**Supplied information**
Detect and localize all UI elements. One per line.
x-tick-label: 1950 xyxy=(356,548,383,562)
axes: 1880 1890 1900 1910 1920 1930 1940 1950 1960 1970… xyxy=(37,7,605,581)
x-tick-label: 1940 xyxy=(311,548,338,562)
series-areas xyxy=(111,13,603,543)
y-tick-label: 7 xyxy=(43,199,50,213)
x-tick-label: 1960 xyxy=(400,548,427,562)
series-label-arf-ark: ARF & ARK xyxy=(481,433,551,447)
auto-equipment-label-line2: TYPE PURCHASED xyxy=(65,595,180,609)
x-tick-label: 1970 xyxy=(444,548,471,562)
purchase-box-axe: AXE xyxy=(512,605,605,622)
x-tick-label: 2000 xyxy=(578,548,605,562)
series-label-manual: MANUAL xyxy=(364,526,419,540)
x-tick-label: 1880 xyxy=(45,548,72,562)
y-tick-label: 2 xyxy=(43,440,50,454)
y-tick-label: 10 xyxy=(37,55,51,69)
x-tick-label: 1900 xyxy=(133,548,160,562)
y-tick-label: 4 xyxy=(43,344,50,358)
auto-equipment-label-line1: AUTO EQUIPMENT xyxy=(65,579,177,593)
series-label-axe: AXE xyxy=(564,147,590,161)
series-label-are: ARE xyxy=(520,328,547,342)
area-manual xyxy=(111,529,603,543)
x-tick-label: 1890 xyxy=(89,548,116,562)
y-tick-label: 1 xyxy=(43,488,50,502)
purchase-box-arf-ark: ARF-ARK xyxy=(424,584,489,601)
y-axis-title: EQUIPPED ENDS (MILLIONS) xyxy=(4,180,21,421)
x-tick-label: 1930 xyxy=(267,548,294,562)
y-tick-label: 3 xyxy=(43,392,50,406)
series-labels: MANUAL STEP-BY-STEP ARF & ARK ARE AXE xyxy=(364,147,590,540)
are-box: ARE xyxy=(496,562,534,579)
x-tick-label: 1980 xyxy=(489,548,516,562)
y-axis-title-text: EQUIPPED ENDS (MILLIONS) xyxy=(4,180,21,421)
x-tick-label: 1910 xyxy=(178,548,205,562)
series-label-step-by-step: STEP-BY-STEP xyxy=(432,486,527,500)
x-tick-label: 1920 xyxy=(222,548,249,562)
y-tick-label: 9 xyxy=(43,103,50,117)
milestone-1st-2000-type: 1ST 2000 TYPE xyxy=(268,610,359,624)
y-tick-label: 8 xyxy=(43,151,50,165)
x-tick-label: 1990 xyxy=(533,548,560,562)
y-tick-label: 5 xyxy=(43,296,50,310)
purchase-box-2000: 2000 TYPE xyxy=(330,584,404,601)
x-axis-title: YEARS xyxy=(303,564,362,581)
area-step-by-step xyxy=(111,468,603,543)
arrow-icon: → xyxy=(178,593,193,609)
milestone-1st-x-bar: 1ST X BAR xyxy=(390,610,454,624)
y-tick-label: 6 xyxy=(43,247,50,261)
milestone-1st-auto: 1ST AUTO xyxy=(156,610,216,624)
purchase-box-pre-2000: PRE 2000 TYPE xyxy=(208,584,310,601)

**What needs to be done**
Please reproduce every line of the items above without changing anything.

**Solution**
Detect and localize all UI elements. One per line.
x-tick-label: 1950 xyxy=(356,548,383,562)
axes: 1880 1890 1900 1910 1920 1930 1940 1950 1960 1970… xyxy=(37,7,605,581)
x-tick-label: 1940 xyxy=(311,548,338,562)
series-areas xyxy=(111,13,603,543)
y-tick-label: 7 xyxy=(43,199,50,213)
x-tick-label: 1960 xyxy=(400,548,427,562)
series-label-arf-ark: ARF & ARK xyxy=(481,433,551,447)
auto-equipment-label-line2: TYPE PURCHASED xyxy=(65,595,180,609)
x-tick-label: 1970 xyxy=(444,548,471,562)
purchase-box-axe: AXE xyxy=(512,605,605,622)
x-tick-label: 2000 xyxy=(578,548,605,562)
series-label-manual: MANUAL xyxy=(364,526,419,540)
x-tick-label: 1880 xyxy=(45,548,72,562)
y-tick-label: 2 xyxy=(43,440,50,454)
y-tick-label: 10 xyxy=(37,55,51,69)
x-tick-label: 1900 xyxy=(133,548,160,562)
y-tick-label: 4 xyxy=(43,344,50,358)
auto-equipment-label-line1: AUTO EQUIPMENT xyxy=(65,579,177,593)
series-label-axe: AXE xyxy=(564,147,590,161)
series-label-are: ARE xyxy=(520,328,547,342)
area-manual xyxy=(111,529,603,543)
x-tick-label: 1890 xyxy=(89,548,116,562)
y-tick-label: 1 xyxy=(43,488,50,502)
purchase-box-arf-ark: ARF-ARK xyxy=(424,584,489,601)
y-axis-title: EQUIPPED ENDS (MILLIONS) xyxy=(4,180,21,421)
x-tick-label: 1930 xyxy=(267,548,294,562)
y-tick-label: 3 xyxy=(43,392,50,406)
series-labels: MANUAL STEP-BY-STEP ARF & ARK ARE AXE xyxy=(364,147,590,540)
are-box: ARE xyxy=(496,562,534,579)
x-tick-label: 1980 xyxy=(489,548,516,562)
y-axis-title-text: EQUIPPED ENDS (MILLIONS) xyxy=(4,180,21,421)
x-tick-label: 1910 xyxy=(178,548,205,562)
series-label-step-by-step: STEP-BY-STEP xyxy=(432,486,527,500)
x-tick-label: 1920 xyxy=(222,548,249,562)
y-tick-label: 9 xyxy=(43,103,50,117)
milestone-1st-2000-type: 1ST 2000 TYPE xyxy=(268,610,359,624)
y-tick-label: 8 xyxy=(43,151,50,165)
x-tick-label: 1990 xyxy=(533,548,560,562)
y-tick-label: 5 xyxy=(43,296,50,310)
purchase-box-2000: 2000 TYPE xyxy=(330,584,404,601)
x-axis-title: YEARS xyxy=(303,564,362,581)
area-step-by-step xyxy=(111,468,603,543)
arrow-icon: → xyxy=(178,593,193,609)
milestone-1st-x-bar: 1ST X BAR xyxy=(390,610,454,624)
y-tick-label: 6 xyxy=(43,247,50,261)
milestone-1st-auto: 1ST AUTO xyxy=(156,610,216,624)
purchase-box-pre-2000: PRE 2000 TYPE xyxy=(208,584,310,601)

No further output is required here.